● **Extracted data entries**:
┄┄┄┄┄┄

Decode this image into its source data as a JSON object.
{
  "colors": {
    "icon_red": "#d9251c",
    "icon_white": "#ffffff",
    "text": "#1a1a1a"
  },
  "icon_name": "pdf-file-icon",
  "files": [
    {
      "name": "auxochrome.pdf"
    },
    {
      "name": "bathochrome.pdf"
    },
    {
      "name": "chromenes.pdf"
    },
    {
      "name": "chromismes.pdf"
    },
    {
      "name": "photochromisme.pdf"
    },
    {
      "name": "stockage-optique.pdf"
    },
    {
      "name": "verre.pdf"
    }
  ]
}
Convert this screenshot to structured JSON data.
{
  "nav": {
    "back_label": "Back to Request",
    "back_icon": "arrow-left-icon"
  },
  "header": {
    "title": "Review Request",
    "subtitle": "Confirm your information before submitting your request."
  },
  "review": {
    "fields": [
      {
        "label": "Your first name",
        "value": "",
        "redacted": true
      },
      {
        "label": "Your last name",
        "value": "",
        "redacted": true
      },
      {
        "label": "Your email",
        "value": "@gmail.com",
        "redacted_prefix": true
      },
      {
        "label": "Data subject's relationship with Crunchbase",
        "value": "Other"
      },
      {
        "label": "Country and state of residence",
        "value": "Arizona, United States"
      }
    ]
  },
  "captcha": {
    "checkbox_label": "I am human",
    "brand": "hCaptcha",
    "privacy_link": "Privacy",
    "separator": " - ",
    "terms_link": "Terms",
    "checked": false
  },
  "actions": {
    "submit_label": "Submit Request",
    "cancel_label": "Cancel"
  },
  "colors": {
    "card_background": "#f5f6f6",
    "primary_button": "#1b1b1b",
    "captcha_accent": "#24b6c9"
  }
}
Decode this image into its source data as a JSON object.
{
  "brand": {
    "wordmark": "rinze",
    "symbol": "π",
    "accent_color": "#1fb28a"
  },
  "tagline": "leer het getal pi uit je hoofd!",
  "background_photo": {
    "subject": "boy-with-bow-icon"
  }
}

┄┄┄┄┄┄

● **PROBLEM REQUIREMENTS**:
Reproduce the material verbatim, line by line.

● **EXERCISE ANSWER**:
Decode this image into its source data as a JSON object.
{
  "colors": {
    "icon_red": "#d9251c",
    "icon_white": "#ffffff",
    "text": "#1a1a1a"
  },
  "icon_name": "pdf-file-icon",
  "files": [
    {
      "name": "auxochrome.pdf"
    },
    {
      "name": "bathochrome.pdf"
    },
    {
      "name": "chromenes.pdf"
    },
    {
      "name": "chromismes.pdf"
    },
    {
      "name": "photochromisme.pdf"
    },
    {
      "name": "stockage-optique.pdf"
    },
    {
      "name": "verre.pdf"
    }
  ]
}
Convert this screenshot to structured JSON data.
{
  "nav": {
    "back_label": "Back to Request",
    "back_icon": "arrow-left-icon"
  },
  "header": {
    "title": "Review Request",
    "subtitle": "Confirm your information before submitting your request."
  },
  "review": {
    "fields": [
      {
        "label": "Your first name",
        "value": "",
        "redacted": true
      },
      {
        "label": "Your last name",
        "value": "",
        "redacted": true
      },
      {
        "label": "Your email",
        "value": "@gmail.com",
        "redacted_prefix": true
      },
      {
        "label": "Data subject's relationship with Crunchbase",
        "value": "Other"
      },
      {
        "label": "Country and state of residence",
        "value": "Arizona, United States"
      }
    ]
  },
  "captcha": {
    "checkbox_label": "I am human",
    "brand": "hCaptcha",
    "privacy_link": "Privacy",
    "separator": " - ",
    "terms_link": "Terms",
    "checked": false
  },
  "actions": {
    "submit_label": "Submit Request",
    "cancel_label": "Cancel"
  },
  "colors": {
    "card_background": "#f5f6f6",
    "primary_button": "#1b1b1b",
    "captcha_accent": "#24b6c9"
  }
}
Decode this image into its source data as a JSON object.
{
  "brand": {
    "wordmark": "rinze",
    "symbol": "π",
    "accent_color": "#1fb28a"
  },
  "tagline": "leer het getal pi uit je hoofd!",
  "background_photo": {
    "subject": "boy-with-bow-icon"
  }
}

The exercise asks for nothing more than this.